All entries are to be quoted exactly; the images stay out of the copy.
'''
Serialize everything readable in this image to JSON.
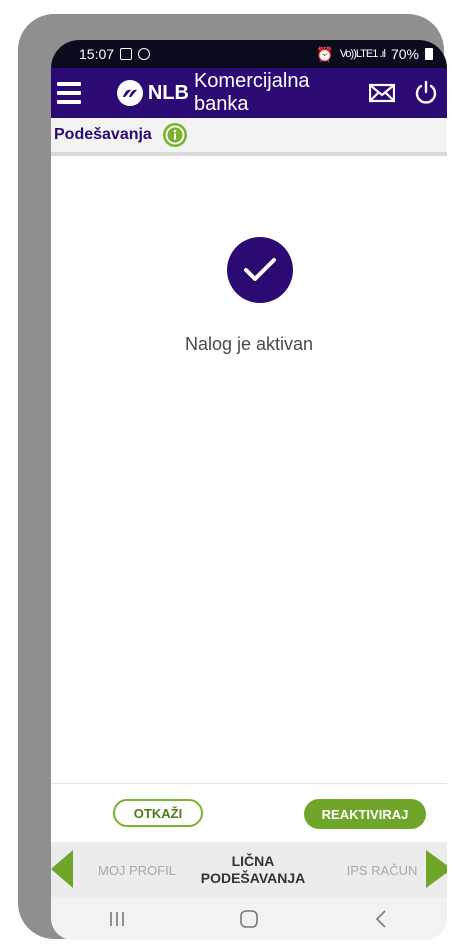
{
  "status_bar": {
    "time": "15:07",
    "signal": "Vo))LTE1 .ıl",
    "battery": "70%"
  },
  "header": {
    "brand": "NLB",
    "bank_name": "Komercijalna banka"
  },
  "breadcrumb": {
    "title": "Podešavanja"
  },
  "status_message": "Nalog je aktivan",
  "buttons": {
    "cancel": "OTKAŽI",
    "reactivate": "REAKTIVIRAJ"
  },
  "tabs": [
    {
      "label": "MOJ PROFIL"
    },
    {
      "label": "LIČNA PODEŠAVANJA"
    },
    {
      "label": "IPS RAČUN"
    }
  ],
  "colors": {
    "primary": "#2c0a73",
    "accent": "#6fa62a",
    "status_bar": "#0b0b1e"
  },
  "icons": [
    "menu-icon",
    "nlb-logo-icon",
    "mail-icon",
    "power-icon",
    "info-icon",
    "check-icon",
    "chevron-left-icon",
    "chevron-right-icon",
    "recent-apps-icon",
    "home-icon",
    "back-icon"
  ]
}
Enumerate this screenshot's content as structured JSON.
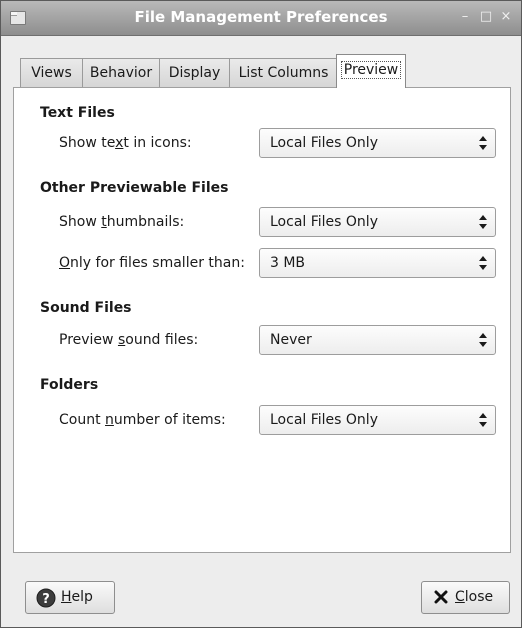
'''
REPLY TO THE TASK:
Serialize everything readable in this image to JSON.
{
  "status_bar": {
    "time": "15:07",
    "signal": "Vo))LTE1 .ıl",
    "battery": "70%"
  },
  "header": {
    "brand": "NLB",
    "bank_name": "Komercijalna banka"
  },
  "breadcrumb": {
    "title": "Podešavanja"
  },
  "status_message": "Nalog je aktivan",
  "buttons": {
    "cancel": "OTKAŽI",
    "reactivate": "REAKTIVIRAJ"
  },
  "tabs": [
    {
      "label": "MOJ PROFIL"
    },
    {
      "label": "LIČNA PODEŠAVANJA"
    },
    {
      "label": "IPS RAČUN"
    }
  ],
  "colors": {
    "primary": "#2c0a73",
    "accent": "#6fa62a",
    "status_bar": "#0b0b1e"
  },
  "icons": [
    "menu-icon",
    "nlb-logo-icon",
    "mail-icon",
    "power-icon",
    "info-icon",
    "check-icon",
    "chevron-left-icon",
    "chevron-right-icon",
    "recent-apps-icon",
    "home-icon",
    "back-icon"
  ]
}
Enumerate this screenshot's content as structured JSON.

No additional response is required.